[Dataset rows about figures]
** start **

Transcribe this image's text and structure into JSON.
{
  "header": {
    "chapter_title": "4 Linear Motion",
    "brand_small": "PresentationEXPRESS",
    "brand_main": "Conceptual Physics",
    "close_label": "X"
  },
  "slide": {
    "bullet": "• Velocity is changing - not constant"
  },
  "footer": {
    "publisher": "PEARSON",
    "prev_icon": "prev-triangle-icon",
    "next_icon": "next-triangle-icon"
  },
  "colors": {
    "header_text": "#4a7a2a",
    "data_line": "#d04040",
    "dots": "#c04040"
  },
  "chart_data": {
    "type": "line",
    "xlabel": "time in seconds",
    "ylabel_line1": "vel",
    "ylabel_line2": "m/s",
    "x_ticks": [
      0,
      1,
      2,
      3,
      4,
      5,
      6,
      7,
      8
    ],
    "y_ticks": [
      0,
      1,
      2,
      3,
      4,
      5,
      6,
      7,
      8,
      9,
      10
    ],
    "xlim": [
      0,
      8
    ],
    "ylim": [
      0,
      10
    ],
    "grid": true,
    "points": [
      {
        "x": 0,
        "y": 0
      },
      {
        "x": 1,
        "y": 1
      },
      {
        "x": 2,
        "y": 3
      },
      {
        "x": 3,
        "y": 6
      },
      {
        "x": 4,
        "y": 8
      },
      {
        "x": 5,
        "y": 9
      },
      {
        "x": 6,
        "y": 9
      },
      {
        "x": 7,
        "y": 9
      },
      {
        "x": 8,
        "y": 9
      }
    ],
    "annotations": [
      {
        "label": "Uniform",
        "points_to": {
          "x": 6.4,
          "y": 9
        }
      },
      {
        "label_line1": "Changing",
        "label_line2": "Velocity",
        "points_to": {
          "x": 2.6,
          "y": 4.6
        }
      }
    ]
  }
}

** end **

Written task: All of the lines above need to be given again exactly.

Expected output:
Transcribe this image's text and structure into JSON.
{
  "header": {
    "chapter_title": "4 Linear Motion",
    "brand_small": "PresentationEXPRESS",
    "brand_main": "Conceptual Physics",
    "close_label": "X"
  },
  "slide": {
    "bullet": "• Velocity is changing - not constant"
  },
  "footer": {
    "publisher": "PEARSON",
    "prev_icon": "prev-triangle-icon",
    "next_icon": "next-triangle-icon"
  },
  "colors": {
    "header_text": "#4a7a2a",
    "data_line": "#d04040",
    "dots": "#c04040"
  },
  "chart_data": {
    "type": "line",
    "xlabel": "time in seconds",
    "ylabel_line1": "vel",
    "ylabel_line2": "m/s",
    "x_ticks": [
      0,
      1,
      2,
      3,
      4,
      5,
      6,
      7,
      8
    ],
    "y_ticks": [
      0,
      1,
      2,
      3,
      4,
      5,
      6,
      7,
      8,
      9,
      10
    ],
    "xlim": [
      0,
      8
    ],
    "ylim": [
      0,
      10
    ],
    "grid": true,
    "points": [
      {
        "x": 0,
        "y": 0
      },
      {
        "x": 1,
        "y": 1
      },
      {
        "x": 2,
        "y": 3
      },
      {
        "x": 3,
        "y": 6
      },
      {
        "x": 4,
        "y": 8
      },
      {
        "x": 5,
        "y": 9
      },
      {
        "x": 6,
        "y": 9
      },
      {
        "x": 7,
        "y": 9
      },
      {
        "x": 8,
        "y": 9
      }
    ],
    "annotations": [
      {
        "label": "Uniform",
        "points_to": {
          "x": 6.4,
          "y": 9
        }
      },
      {
        "label_line1": "Changing",
        "label_line2": "Velocity",
        "points_to": {
          "x": 2.6,
          "y": 4.6
        }
      }
    ]
  }
}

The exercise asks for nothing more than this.